Dataset entries on figures:
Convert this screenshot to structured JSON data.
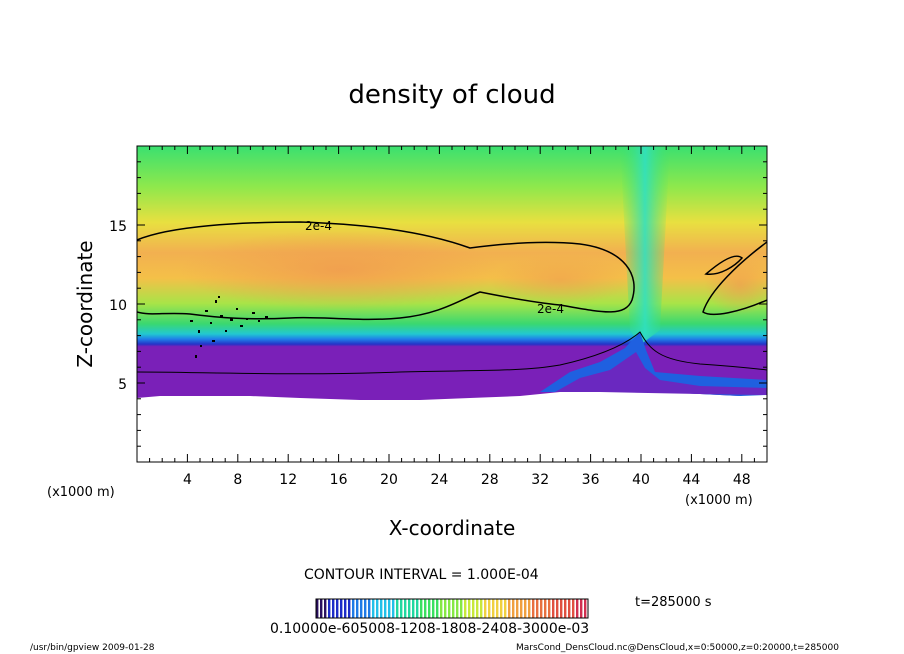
{
  "chart_data": {
    "type": "heatmap",
    "title": "density of cloud",
    "xlabel": "X-coordinate",
    "ylabel": "Z-coordinate",
    "x_unit_left": "(x1000 m)",
    "x_unit_right": "(x1000 m)",
    "x_ticks": [
      "4",
      "8",
      "12",
      "16",
      "20",
      "24",
      "28",
      "32",
      "36",
      "40",
      "44",
      "48"
    ],
    "y_ticks": [
      "5",
      "10",
      "15"
    ],
    "xlim": [
      0,
      50
    ],
    "ylim": [
      0,
      20
    ],
    "contour_labels": [
      "2e-4",
      "2e-4"
    ],
    "contour_interval_text": "CONTOUR INTERVAL = 1.000E-04",
    "time_text": "t=285000 s",
    "colorbar_text": "0.10000e-605008-1208-1808-2408-3000e-03",
    "colorbar_colors": [
      "#2a1060",
      "#1c2cc8",
      "#1f7ae6",
      "#22c0e8",
      "#20d8a0",
      "#3ae060",
      "#86e844",
      "#c8e83a",
      "#f0d040",
      "#f0a040",
      "#e87040",
      "#e05040",
      "#d03050"
    ],
    "footer_left": "/usr/bin/gpview   2009-01-28",
    "footer_right": "MarsCond_DensCloud.nc@DensCloud,x=0:50000,z=0:20000,t=285000"
  }
}
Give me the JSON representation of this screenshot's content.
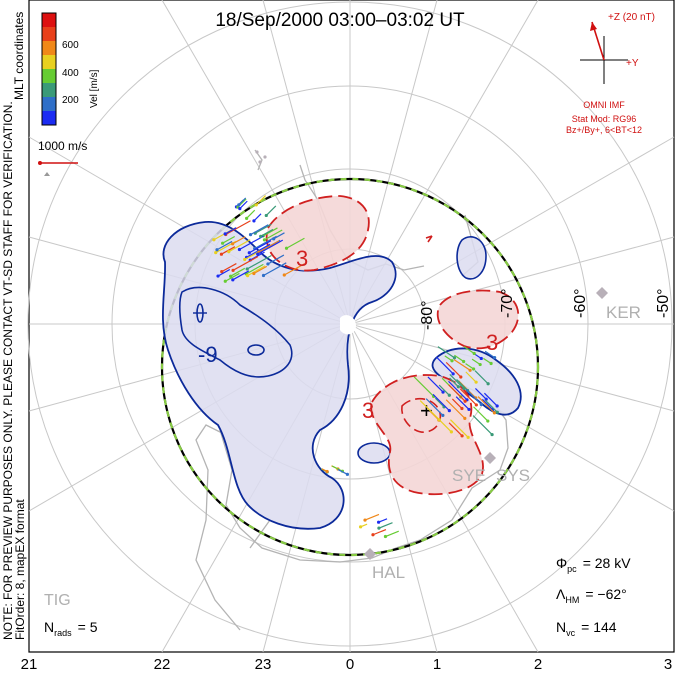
{
  "title": "18/Sep/2000 03:00–03:02 UT",
  "color_scale": {
    "label": "Vel [m/s]",
    "ticks": [
      "600",
      "400",
      "200"
    ],
    "colors": [
      "#1b2cf2",
      "#2f6fc8",
      "#3a9a78",
      "#66cc33",
      "#e8d020",
      "#f08818",
      "#e8401a",
      "#dd1010"
    ]
  },
  "coord_label": "MLT coordinates",
  "velocity_ref": "1000 m/s",
  "imf": {
    "z_label": "+Z (20 nT)",
    "y_label": "+Y",
    "source": "OMNI IMF"
  },
  "stat_model": {
    "line1": "Stat Mod: RG96",
    "line2": "Bz+/By+, 6<BT<12"
  },
  "preview_note": {
    "line1": "NOTE: FOR PREVIEW PURPOSES ONLY. PLEASE CONTACT VT-SD STAFF FOR VERIFICATION.",
    "line2": "FitOrder: 8, mapEX format"
  },
  "latitude_labels": [
    "-80°",
    "-70°",
    "-60°",
    "-50°"
  ],
  "contour_labels": [
    "-3",
    "-9",
    "3",
    "3",
    "3"
  ],
  "stations": [
    "KER",
    "SYE",
    "SYS",
    "HAL",
    "TIG"
  ],
  "stats": {
    "phi_pc": {
      "symbol": "Φ",
      "sub": "pc",
      "value": "= 28 kV"
    },
    "lambda_hm": {
      "symbol": "Λ",
      "sub": "HM",
      "value": "= −62°"
    },
    "n_vc": {
      "symbol": "N",
      "sub": "vc",
      "value": "= 144"
    },
    "n_rads": {
      "symbol": "N",
      "sub": "rads",
      "value": "= 5"
    }
  },
  "mlt_axis": [
    "21",
    "22",
    "23",
    "0",
    "1",
    "2",
    "3"
  ],
  "colors": {
    "neg_contour": "#0c2a9a",
    "neg_fill": "#dcdcf0",
    "pos_contour": "#d02020",
    "pos_fill": "#f4d6d6",
    "boundary_dash": "#88cc44",
    "grid": "#c8c8c8",
    "coast": "#b4b4b4"
  }
}
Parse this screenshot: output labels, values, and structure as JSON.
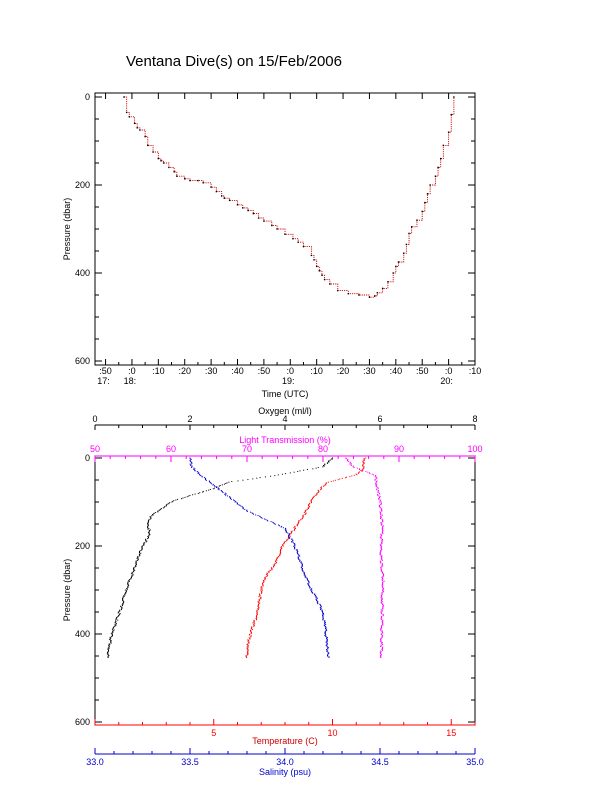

» WRITTEN EXERCISE
The copy should hold exactly the lines from the line containing "Give me the" through the end of the data, both ends included, and no pictures.

» PROBLEM SOLUTION
Give me the JSON representation of this screenshot's content.
{
  "title": "18/Sep/2000 03:00–03:02 UT",
  "color_scale": {
    "label": "Vel [m/s]",
    "ticks": [
      "600",
      "400",
      "200"
    ],
    "colors": [
      "#1b2cf2",
      "#2f6fc8",
      "#3a9a78",
      "#66cc33",
      "#e8d020",
      "#f08818",
      "#e8401a",
      "#dd1010"
    ]
  },
  "coord_label": "MLT coordinates",
  "velocity_ref": "1000 m/s",
  "imf": {
    "z_label": "+Z (20 nT)",
    "y_label": "+Y",
    "source": "OMNI IMF"
  },
  "stat_model": {
    "line1": "Stat Mod: RG96",
    "line2": "Bz+/By+, 6<BT<12"
  },
  "preview_note": {
    "line1": "NOTE: FOR PREVIEW PURPOSES ONLY. PLEASE CONTACT VT-SD STAFF FOR VERIFICATION.",
    "line2": "FitOrder: 8, mapEX format"
  },
  "latitude_labels": [
    "-80°",
    "-70°",
    "-60°",
    "-50°"
  ],
  "contour_labels": [
    "-3",
    "-9",
    "3",
    "3",
    "3"
  ],
  "stations": [
    "KER",
    "SYE",
    "SYS",
    "HAL",
    "TIG"
  ],
  "stats": {
    "phi_pc": {
      "symbol": "Φ",
      "sub": "pc",
      "value": "= 28 kV"
    },
    "lambda_hm": {
      "symbol": "Λ",
      "sub": "HM",
      "value": "= −62°"
    },
    "n_vc": {
      "symbol": "N",
      "sub": "vc",
      "value": "= 144"
    },
    "n_rads": {
      "symbol": "N",
      "sub": "rads",
      "value": "= 5"
    }
  },
  "mlt_axis": [
    "21",
    "22",
    "23",
    "0",
    "1",
    "2",
    "3"
  ],
  "colors": {
    "neg_contour": "#0c2a9a",
    "neg_fill": "#dcdcf0",
    "pos_contour": "#d02020",
    "pos_fill": "#f4d6d6",
    "boundary_dash": "#88cc44",
    "grid": "#c8c8c8",
    "coast": "#b4b4b4"
  }
}
Parse this screenshot: output labels, values, and structure as JSON.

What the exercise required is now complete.